---- Information provided

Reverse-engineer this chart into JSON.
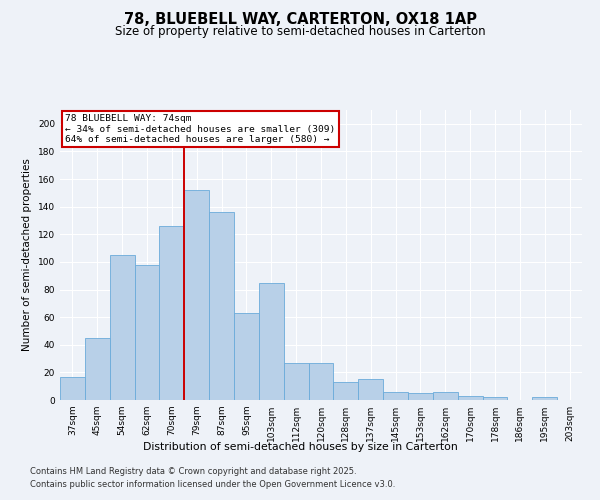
{
  "title": "78, BLUEBELL WAY, CARTERTON, OX18 1AP",
  "subtitle": "Size of property relative to semi-detached houses in Carterton",
  "xlabel": "Distribution of semi-detached houses by size in Carterton",
  "ylabel": "Number of semi-detached properties",
  "categories": [
    "37sqm",
    "45sqm",
    "54sqm",
    "62sqm",
    "70sqm",
    "79sqm",
    "87sqm",
    "95sqm",
    "103sqm",
    "112sqm",
    "120sqm",
    "128sqm",
    "137sqm",
    "145sqm",
    "153sqm",
    "162sqm",
    "170sqm",
    "178sqm",
    "186sqm",
    "195sqm",
    "203sqm"
  ],
  "values": [
    17,
    45,
    105,
    98,
    126,
    152,
    136,
    63,
    85,
    27,
    27,
    13,
    15,
    6,
    5,
    6,
    3,
    2,
    0,
    2,
    0
  ],
  "bar_color": "#b8d0e8",
  "bar_edge_color": "#6aabda",
  "red_line_x": 4.5,
  "annotation_title": "78 BLUEBELL WAY: 74sqm",
  "annotation_line1": "← 34% of semi-detached houses are smaller (309)",
  "annotation_line2": "64% of semi-detached houses are larger (580) →",
  "annotation_box_color": "#ffffff",
  "annotation_box_edge_color": "#cc0000",
  "red_line_color": "#cc0000",
  "ylim": [
    0,
    210
  ],
  "yticks": [
    0,
    20,
    40,
    60,
    80,
    100,
    120,
    140,
    160,
    180,
    200
  ],
  "footer1": "Contains HM Land Registry data © Crown copyright and database right 2025.",
  "footer2": "Contains public sector information licensed under the Open Government Licence v3.0.",
  "background_color": "#eef2f8",
  "plot_background_color": "#eef2f8",
  "title_fontsize": 10.5,
  "subtitle_fontsize": 8.5,
  "axis_label_fontsize": 7.5,
  "tick_fontsize": 6.5,
  "footer_fontsize": 6.0,
  "annotation_fontsize": 6.8
}
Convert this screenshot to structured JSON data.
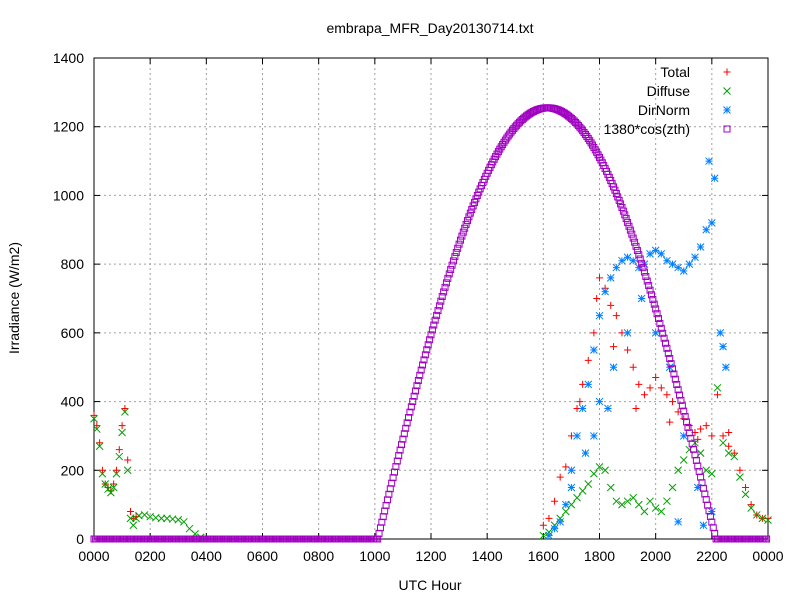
{
  "chart_data": {
    "type": "scatter",
    "title": "embrapa_MFR_Day20130714.txt",
    "xlabel": "UTC Hour",
    "ylabel": "Irradiance (W/m2)",
    "xlim": [
      0,
      24
    ],
    "ylim": [
      0,
      1400
    ],
    "grid": true,
    "legend_position": "top-right",
    "x_ticks": [
      {
        "value": 0,
        "label": "0000"
      },
      {
        "value": 2,
        "label": "0200"
      },
      {
        "value": 4,
        "label": "0400"
      },
      {
        "value": 6,
        "label": "0600"
      },
      {
        "value": 8,
        "label": "0800"
      },
      {
        "value": 10,
        "label": "1000"
      },
      {
        "value": 12,
        "label": "1200"
      },
      {
        "value": 14,
        "label": "1400"
      },
      {
        "value": 16,
        "label": "1600"
      },
      {
        "value": 18,
        "label": "1800"
      },
      {
        "value": 20,
        "label": "2000"
      },
      {
        "value": 22,
        "label": "2200"
      },
      {
        "value": 24,
        "label": "0000"
      }
    ],
    "y_ticks": [
      0,
      200,
      400,
      600,
      800,
      1000,
      1200,
      1400
    ],
    "series": [
      {
        "name": "Total",
        "marker": "plus",
        "color": "#ff0000",
        "points": [
          [
            0.0,
            360
          ],
          [
            0.1,
            330
          ],
          [
            0.2,
            280
          ],
          [
            0.3,
            200
          ],
          [
            0.4,
            160
          ],
          [
            0.5,
            150
          ],
          [
            0.6,
            140
          ],
          [
            0.7,
            160
          ],
          [
            0.8,
            200
          ],
          [
            0.9,
            260
          ],
          [
            1.0,
            330
          ],
          [
            1.1,
            380
          ],
          [
            1.2,
            230
          ],
          [
            1.3,
            80
          ],
          [
            1.4,
            60
          ],
          [
            1.5,
            65
          ],
          [
            16.0,
            40
          ],
          [
            16.2,
            60
          ],
          [
            16.4,
            110
          ],
          [
            16.6,
            180
          ],
          [
            16.8,
            210
          ],
          [
            17.0,
            300
          ],
          [
            17.2,
            380
          ],
          [
            17.4,
            450
          ],
          [
            17.6,
            520
          ],
          [
            17.8,
            600
          ],
          [
            17.9,
            700
          ],
          [
            18.0,
            760
          ],
          [
            18.2,
            730
          ],
          [
            18.4,
            680
          ],
          [
            18.6,
            650
          ],
          [
            18.8,
            600
          ],
          [
            19.0,
            550
          ],
          [
            19.2,
            500
          ],
          [
            19.4,
            450
          ],
          [
            19.6,
            420
          ],
          [
            19.8,
            440
          ],
          [
            20.0,
            470
          ],
          [
            20.2,
            440
          ],
          [
            20.4,
            420
          ],
          [
            20.6,
            400
          ],
          [
            20.8,
            370
          ],
          [
            21.0,
            350
          ],
          [
            21.2,
            330
          ],
          [
            21.4,
            310
          ],
          [
            21.6,
            320
          ],
          [
            21.8,
            330
          ],
          [
            22.0,
            300
          ],
          [
            22.2,
            420
          ],
          [
            22.4,
            300
          ],
          [
            22.6,
            270
          ],
          [
            22.8,
            250
          ],
          [
            23.0,
            200
          ],
          [
            23.2,
            150
          ],
          [
            23.4,
            100
          ],
          [
            23.6,
            70
          ],
          [
            23.8,
            60
          ],
          [
            24.0,
            60
          ],
          [
            17.3,
            400
          ],
          [
            18.5,
            560
          ],
          [
            19.3,
            380
          ],
          [
            20.5,
            340
          ],
          [
            21.5,
            290
          ],
          [
            22.6,
            310
          ]
        ]
      },
      {
        "name": "Diffuse",
        "marker": "cross",
        "color": "#00a000",
        "points": [
          [
            0.0,
            350
          ],
          [
            0.1,
            320
          ],
          [
            0.2,
            270
          ],
          [
            0.3,
            190
          ],
          [
            0.4,
            160
          ],
          [
            0.5,
            145
          ],
          [
            0.6,
            135
          ],
          [
            0.7,
            150
          ],
          [
            0.8,
            190
          ],
          [
            0.9,
            240
          ],
          [
            1.0,
            310
          ],
          [
            1.1,
            370
          ],
          [
            1.2,
            200
          ],
          [
            1.3,
            60
          ],
          [
            1.4,
            40
          ],
          [
            1.5,
            60
          ],
          [
            1.6,
            68
          ],
          [
            1.8,
            70
          ],
          [
            2.0,
            65
          ],
          [
            2.2,
            62
          ],
          [
            2.4,
            60
          ],
          [
            2.6,
            60
          ],
          [
            2.8,
            58
          ],
          [
            3.0,
            56
          ],
          [
            3.2,
            50
          ],
          [
            3.4,
            30
          ],
          [
            3.6,
            15
          ],
          [
            3.8,
            5
          ],
          [
            16.0,
            10
          ],
          [
            16.2,
            20
          ],
          [
            16.4,
            40
          ],
          [
            16.6,
            60
          ],
          [
            16.8,
            80
          ],
          [
            17.0,
            100
          ],
          [
            17.2,
            120
          ],
          [
            17.4,
            140
          ],
          [
            17.6,
            160
          ],
          [
            17.8,
            190
          ],
          [
            18.0,
            210
          ],
          [
            18.2,
            200
          ],
          [
            18.4,
            150
          ],
          [
            18.6,
            110
          ],
          [
            18.8,
            100
          ],
          [
            19.0,
            110
          ],
          [
            19.2,
            120
          ],
          [
            19.4,
            100
          ],
          [
            19.6,
            80
          ],
          [
            19.8,
            110
          ],
          [
            20.0,
            90
          ],
          [
            20.2,
            80
          ],
          [
            20.4,
            110
          ],
          [
            20.6,
            150
          ],
          [
            20.8,
            200
          ],
          [
            21.0,
            230
          ],
          [
            21.2,
            260
          ],
          [
            21.4,
            280
          ],
          [
            21.6,
            250
          ],
          [
            21.8,
            200
          ],
          [
            22.0,
            190
          ],
          [
            22.2,
            440
          ],
          [
            22.4,
            280
          ],
          [
            22.6,
            250
          ],
          [
            22.8,
            240
          ],
          [
            23.0,
            180
          ],
          [
            23.2,
            130
          ],
          [
            23.4,
            90
          ],
          [
            23.6,
            70
          ],
          [
            23.8,
            60
          ],
          [
            24.0,
            55
          ]
        ]
      },
      {
        "name": "DirNorm",
        "marker": "star",
        "color": "#0080ff",
        "points": [
          [
            16.2,
            10
          ],
          [
            16.4,
            30
          ],
          [
            16.6,
            50
          ],
          [
            16.8,
            100
          ],
          [
            17.0,
            200
          ],
          [
            17.2,
            300
          ],
          [
            17.4,
            380
          ],
          [
            17.6,
            450
          ],
          [
            17.8,
            550
          ],
          [
            18.0,
            650
          ],
          [
            18.2,
            720
          ],
          [
            18.4,
            760
          ],
          [
            18.6,
            790
          ],
          [
            18.8,
            810
          ],
          [
            19.0,
            820
          ],
          [
            19.2,
            810
          ],
          [
            19.4,
            790
          ],
          [
            19.6,
            800
          ],
          [
            19.8,
            830
          ],
          [
            20.0,
            840
          ],
          [
            20.2,
            830
          ],
          [
            20.4,
            810
          ],
          [
            20.6,
            800
          ],
          [
            20.8,
            790
          ],
          [
            21.0,
            780
          ],
          [
            21.2,
            800
          ],
          [
            21.4,
            820
          ],
          [
            21.6,
            850
          ],
          [
            21.8,
            900
          ],
          [
            22.0,
            920
          ],
          [
            21.9,
            1100
          ],
          [
            22.1,
            1050
          ],
          [
            17.0,
            150
          ],
          [
            17.5,
            250
          ],
          [
            18.0,
            400
          ],
          [
            18.5,
            500
          ],
          [
            19.0,
            600
          ],
          [
            19.5,
            700
          ],
          [
            20.0,
            600
          ],
          [
            20.5,
            500
          ],
          [
            21.0,
            300
          ],
          [
            21.5,
            150
          ],
          [
            22.0,
            80
          ],
          [
            20.8,
            50
          ],
          [
            21.7,
            40
          ],
          [
            22.3,
            600
          ],
          [
            22.4,
            560
          ],
          [
            22.5,
            500
          ],
          [
            17.8,
            300
          ],
          [
            18.3,
            380
          ]
        ]
      },
      {
        "name": "1380*cos(zth)",
        "marker": "square",
        "color": "#a000c0",
        "curve": {
          "baseline_x": [
            0,
            24
          ],
          "rise": 10.1,
          "set": 22.15,
          "peak_x": 16.15,
          "peak_y": 1255,
          "step": 0.05
        }
      }
    ]
  }
}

--------

In the records above, collect each line with "semi".

:: Reply ::
  "subtitle": "Size of property relative to semi-detached houses in Carterton",
  "xlabel": "Distribution of semi-detached houses by size in Carterton",
  "ylabel": "Number of semi-detached properties",
  "annotation_line1": "← 34% of semi-detached houses are smaller (309)",
  "annotation_line2": "64% of semi-detached houses are larger (580) →",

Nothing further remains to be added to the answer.